> **DIRECTIONS**: Listed below are entries; give the number of lines among them that include "data", and only that number.

> **SUPPLIED INFORMATION**:
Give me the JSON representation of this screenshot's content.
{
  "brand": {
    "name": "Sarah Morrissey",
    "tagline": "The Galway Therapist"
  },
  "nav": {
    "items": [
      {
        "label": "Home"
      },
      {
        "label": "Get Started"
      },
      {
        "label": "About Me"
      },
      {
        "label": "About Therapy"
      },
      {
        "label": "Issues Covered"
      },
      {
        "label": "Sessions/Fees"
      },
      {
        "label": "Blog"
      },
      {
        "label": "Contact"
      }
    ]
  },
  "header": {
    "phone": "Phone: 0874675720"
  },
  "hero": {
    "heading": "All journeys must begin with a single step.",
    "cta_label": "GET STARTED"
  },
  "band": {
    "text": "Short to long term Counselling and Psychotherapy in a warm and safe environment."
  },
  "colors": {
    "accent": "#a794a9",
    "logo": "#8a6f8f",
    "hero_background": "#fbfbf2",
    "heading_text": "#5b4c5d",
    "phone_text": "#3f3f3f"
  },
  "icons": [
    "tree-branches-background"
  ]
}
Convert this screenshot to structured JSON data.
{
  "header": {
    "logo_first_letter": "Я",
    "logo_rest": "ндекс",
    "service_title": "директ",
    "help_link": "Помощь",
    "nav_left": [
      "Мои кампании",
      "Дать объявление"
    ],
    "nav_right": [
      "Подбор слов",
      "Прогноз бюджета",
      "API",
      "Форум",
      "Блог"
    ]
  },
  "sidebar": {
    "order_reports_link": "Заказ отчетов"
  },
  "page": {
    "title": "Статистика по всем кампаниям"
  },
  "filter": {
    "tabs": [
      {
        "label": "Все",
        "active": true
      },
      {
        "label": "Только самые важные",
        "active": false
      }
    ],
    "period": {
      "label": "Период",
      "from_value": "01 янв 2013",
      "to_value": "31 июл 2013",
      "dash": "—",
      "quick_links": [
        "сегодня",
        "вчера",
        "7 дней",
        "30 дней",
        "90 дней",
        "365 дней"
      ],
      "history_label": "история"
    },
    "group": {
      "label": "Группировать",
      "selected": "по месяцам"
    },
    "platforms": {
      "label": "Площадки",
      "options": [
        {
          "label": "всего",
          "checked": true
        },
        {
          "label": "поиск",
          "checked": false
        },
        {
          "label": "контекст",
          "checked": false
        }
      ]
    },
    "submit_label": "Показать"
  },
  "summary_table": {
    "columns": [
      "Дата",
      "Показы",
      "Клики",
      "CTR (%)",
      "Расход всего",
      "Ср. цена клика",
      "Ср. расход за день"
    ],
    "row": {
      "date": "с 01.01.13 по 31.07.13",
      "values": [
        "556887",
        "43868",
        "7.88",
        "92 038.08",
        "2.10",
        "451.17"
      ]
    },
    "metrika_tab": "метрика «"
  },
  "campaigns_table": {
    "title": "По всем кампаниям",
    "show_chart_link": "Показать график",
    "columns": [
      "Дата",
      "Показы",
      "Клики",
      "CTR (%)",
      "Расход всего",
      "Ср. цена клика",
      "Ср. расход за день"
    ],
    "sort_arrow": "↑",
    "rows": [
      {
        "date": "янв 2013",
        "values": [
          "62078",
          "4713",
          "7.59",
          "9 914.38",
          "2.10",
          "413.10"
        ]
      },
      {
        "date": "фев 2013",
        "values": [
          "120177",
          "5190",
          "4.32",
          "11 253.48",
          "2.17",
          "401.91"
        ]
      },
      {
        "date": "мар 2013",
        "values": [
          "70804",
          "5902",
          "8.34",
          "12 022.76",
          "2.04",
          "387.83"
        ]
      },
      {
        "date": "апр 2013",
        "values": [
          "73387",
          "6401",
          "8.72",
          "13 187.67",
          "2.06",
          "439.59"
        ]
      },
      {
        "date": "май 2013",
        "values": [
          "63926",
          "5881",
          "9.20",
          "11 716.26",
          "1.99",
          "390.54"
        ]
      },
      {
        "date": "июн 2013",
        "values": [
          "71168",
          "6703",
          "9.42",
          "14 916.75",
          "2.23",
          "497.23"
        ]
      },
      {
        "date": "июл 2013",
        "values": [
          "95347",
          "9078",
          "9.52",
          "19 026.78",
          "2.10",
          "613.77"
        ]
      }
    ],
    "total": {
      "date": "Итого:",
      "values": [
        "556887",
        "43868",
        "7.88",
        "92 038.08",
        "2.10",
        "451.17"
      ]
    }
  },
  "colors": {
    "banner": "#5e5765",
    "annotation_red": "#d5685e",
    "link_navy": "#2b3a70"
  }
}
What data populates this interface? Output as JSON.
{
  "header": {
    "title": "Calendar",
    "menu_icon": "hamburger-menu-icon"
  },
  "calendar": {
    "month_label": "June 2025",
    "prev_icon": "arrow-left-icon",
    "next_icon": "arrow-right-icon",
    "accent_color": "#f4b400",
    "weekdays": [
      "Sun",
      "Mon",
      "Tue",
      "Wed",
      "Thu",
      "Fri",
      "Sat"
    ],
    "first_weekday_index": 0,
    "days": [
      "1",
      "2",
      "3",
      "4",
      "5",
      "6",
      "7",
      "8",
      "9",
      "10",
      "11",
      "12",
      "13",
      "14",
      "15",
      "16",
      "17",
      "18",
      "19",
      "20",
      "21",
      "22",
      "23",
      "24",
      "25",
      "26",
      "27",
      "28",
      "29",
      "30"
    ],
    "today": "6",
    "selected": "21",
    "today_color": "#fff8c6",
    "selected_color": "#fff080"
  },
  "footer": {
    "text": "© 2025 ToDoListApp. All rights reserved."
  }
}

> **TASK RESULT**: 2